§ **TEXT**:
Getting the last argument passed to a shell script

shell arguments

144,843

Solution 1

This is a bit of a hack:

for last; do true; done
echo $last

This one is also pretty portable (again, should work with bash, ksh and sh) and it doesn't shift the arguments, which could be nice.

It uses the fact that for implicitly loops over the arguments if you don't tell it what to loop over, and the fact that for loop variables aren't scoped: they keep the last value they were set to.

Solution 2

This is Bash-only:

echo "${@: -1}"

Solution 3

$ set quick brown fox jumps

$ echo ${*: -1:1} # last argument
jumps

$ echo ${*: -1} # or simply
jumps

$ echo ${*: -2:1} # next to last
fox

The space is necessary so that it doesn't get interpreted as a default value.

Note that this is bash-only.

Solution 4

The simplest answer for bash 3.0 or greater is

_last=${!#}       # *indirect reference* to the $# variable
# or
_last=$BASH_ARGV  # official built-in (but takes more typing :)

That's it.

$ cat lastarg
#!/bin/bash
# echo the last arg given:
_last=${!#}
echo $_last
_last=$BASH_ARGV
echo $_last
for x; do
   echo $x
done

Output is:

$ lastarg 1 2 3 4 "5 6 7"
5 6 7
5 6 7
1
2
3
4
5 6 7

Solution 5

The following will work for you.

@ is for array of arguments.
: means at
$# is the length of the array of arguments.

So the result is the last element:

${@:$#}

Example:

function afunction{
    echo ${@:$#} 
}
afunction -d -o local 50
#Outputs 50

Note that this is bash-only.

View more solutions

144,843

Thomas

Owner and developer of TwistedWave, an audio editor written in C++, objective-c and Scheme thanks to Guile.

Updated on March 25, 2022

Comments

Thomas over 2 years

$1 is the first argument.
$@ is all of them.

How can I find the last argument passed to a shell script?
- Thomas over 14 years
  
  I was using bash, but the more portable solution the better.
- Inshallah over 14 years
  
  faqs.org/faqs/unix-faq/faq/part2/section-12.html
- Prateek Joshi over 8 years
  
  use can also use ${ !# }
- oHo almost 7 years
  
  For only bash, the Kevin Little's answer proposes the simple ${!#}. Test it using bash -c 'echo ${!#}' arg1 arg2 arg3. For bash, ksh and zsh, the Dennis Williamson's answer proposes ${@: -1}. Moreover ${*: -1} can also be used. Test it using zsh -c 'echo ${*: -1}' arg1 arg2 arg3. But that does not work for dash, csh and tcsh.

§ **INSTRUCTIONS FOR THE TASK**: Pick up the thread on getting a shell script's last argument where it stops, and write the part that follows.

§ **RECORDS**:
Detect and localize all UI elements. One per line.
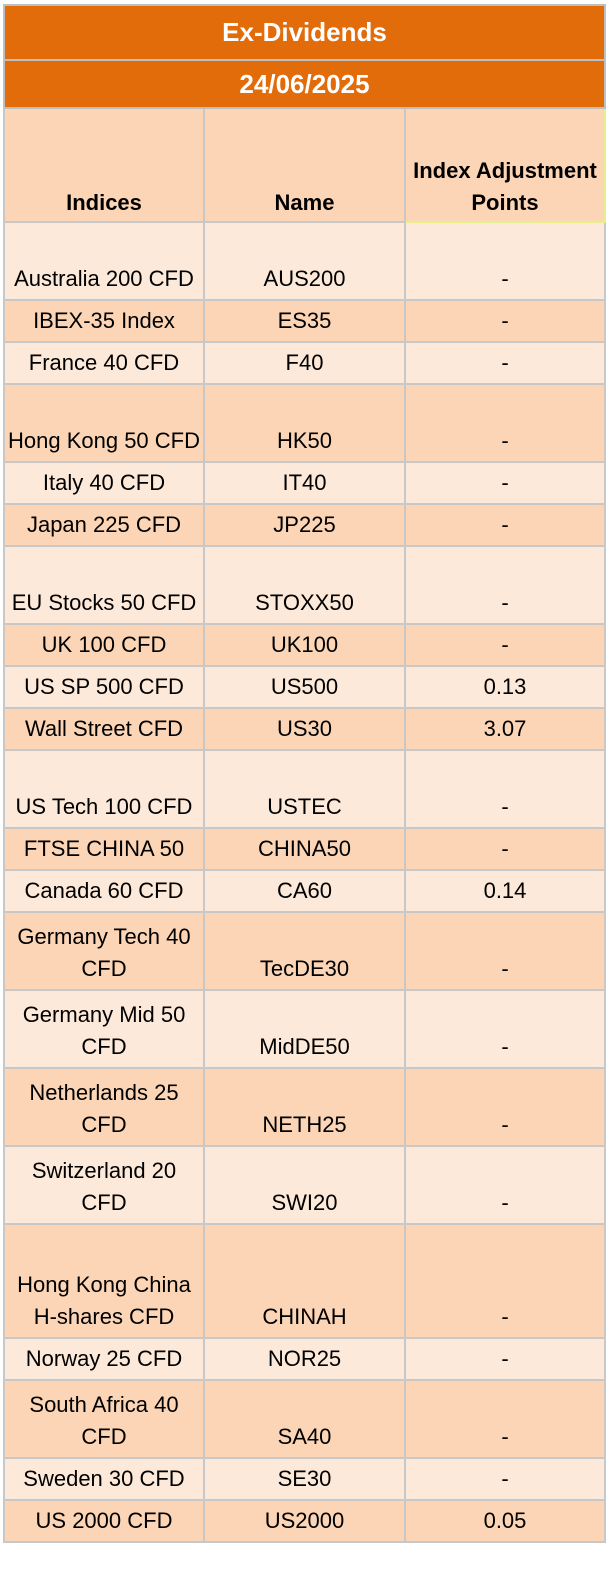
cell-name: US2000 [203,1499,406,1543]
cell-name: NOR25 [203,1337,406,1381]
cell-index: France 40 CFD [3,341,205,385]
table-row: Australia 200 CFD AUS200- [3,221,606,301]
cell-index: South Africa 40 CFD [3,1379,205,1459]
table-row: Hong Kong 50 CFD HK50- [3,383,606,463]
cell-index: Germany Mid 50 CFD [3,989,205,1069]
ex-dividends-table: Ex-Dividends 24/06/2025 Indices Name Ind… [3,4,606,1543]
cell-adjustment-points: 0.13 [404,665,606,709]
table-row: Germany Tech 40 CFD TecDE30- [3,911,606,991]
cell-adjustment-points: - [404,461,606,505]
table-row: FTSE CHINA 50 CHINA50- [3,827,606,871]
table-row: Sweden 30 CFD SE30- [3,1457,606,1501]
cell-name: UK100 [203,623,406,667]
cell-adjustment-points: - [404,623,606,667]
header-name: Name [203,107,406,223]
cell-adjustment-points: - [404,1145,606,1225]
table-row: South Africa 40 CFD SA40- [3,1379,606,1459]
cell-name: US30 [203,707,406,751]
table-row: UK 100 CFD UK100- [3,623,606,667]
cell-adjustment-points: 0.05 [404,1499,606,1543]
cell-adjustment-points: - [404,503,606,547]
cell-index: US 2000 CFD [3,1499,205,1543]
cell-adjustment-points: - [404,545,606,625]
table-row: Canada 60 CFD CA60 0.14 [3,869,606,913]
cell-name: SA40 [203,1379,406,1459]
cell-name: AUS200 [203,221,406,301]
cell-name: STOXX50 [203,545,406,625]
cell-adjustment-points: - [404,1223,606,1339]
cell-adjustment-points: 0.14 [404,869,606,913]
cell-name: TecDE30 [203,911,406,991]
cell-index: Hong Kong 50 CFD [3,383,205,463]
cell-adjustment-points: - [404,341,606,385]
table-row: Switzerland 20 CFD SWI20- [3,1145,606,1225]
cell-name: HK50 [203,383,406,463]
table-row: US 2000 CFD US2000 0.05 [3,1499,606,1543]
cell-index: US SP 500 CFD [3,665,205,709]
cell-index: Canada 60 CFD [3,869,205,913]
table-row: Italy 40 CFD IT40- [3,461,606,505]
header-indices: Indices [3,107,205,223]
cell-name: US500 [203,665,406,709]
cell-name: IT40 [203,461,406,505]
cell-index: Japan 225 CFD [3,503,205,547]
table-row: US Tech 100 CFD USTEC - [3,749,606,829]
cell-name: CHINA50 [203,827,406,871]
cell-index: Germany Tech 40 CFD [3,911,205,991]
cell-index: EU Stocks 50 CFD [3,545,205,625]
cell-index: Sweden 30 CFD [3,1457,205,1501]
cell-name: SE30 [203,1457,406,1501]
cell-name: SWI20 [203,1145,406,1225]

§ **WRITTEN ANSWER**:
- Arch Stanton almost 6 years
  
  ${!#}, unlike ${@: -1}, also works with parameter expansion. You can test it with bash -c 'echo ${!#%.*}' arg1.out arg2.out arg3.out.
- Tom Hale almost 4 years
  
  Note: ${!#} doesn't work in zsh. For a solution which works in both {ba,z}sh, see here .
Thomas over 14 years

This will fail if an argument is the empty string, but will work in 99.9% of the cases.
SourceSeeker over 13 years

shift $(($# - 1)) - no need for an external utility. Works in Bash, ksh, zsh and dash.
Laurence Gonsalves over 13 years

@Dennis: Nice! I didn't know about the $((...)) syntax.
MestreLion almost 13 years

eval for indirect reference is overkill, not to mention bad practice, and a huge security concern (the value is not quote in echo or outside $(). Bash has a builtin syntax for indirect references, for any var: ! So last="${!#}" would use the same approach (indirect reference on $#) in a much safer, compact, builtin, sane way. And properly quoted.
Zombo over 12 years

Also for next to last argument, do echo ${BASH_ARGV[1]}
SourceSeeker almost 12 years

See this comment attached to an older identical answer.
Paweł Nadolski over 11 years

@MichałŠrajer, I think you meant colon and not comma ;)
e40 almost 11 years

Best answer, since it also includes the next to last arg. Thanks!
Thomas over 10 years

I suspect this would fail with ./arguments.sh "last value"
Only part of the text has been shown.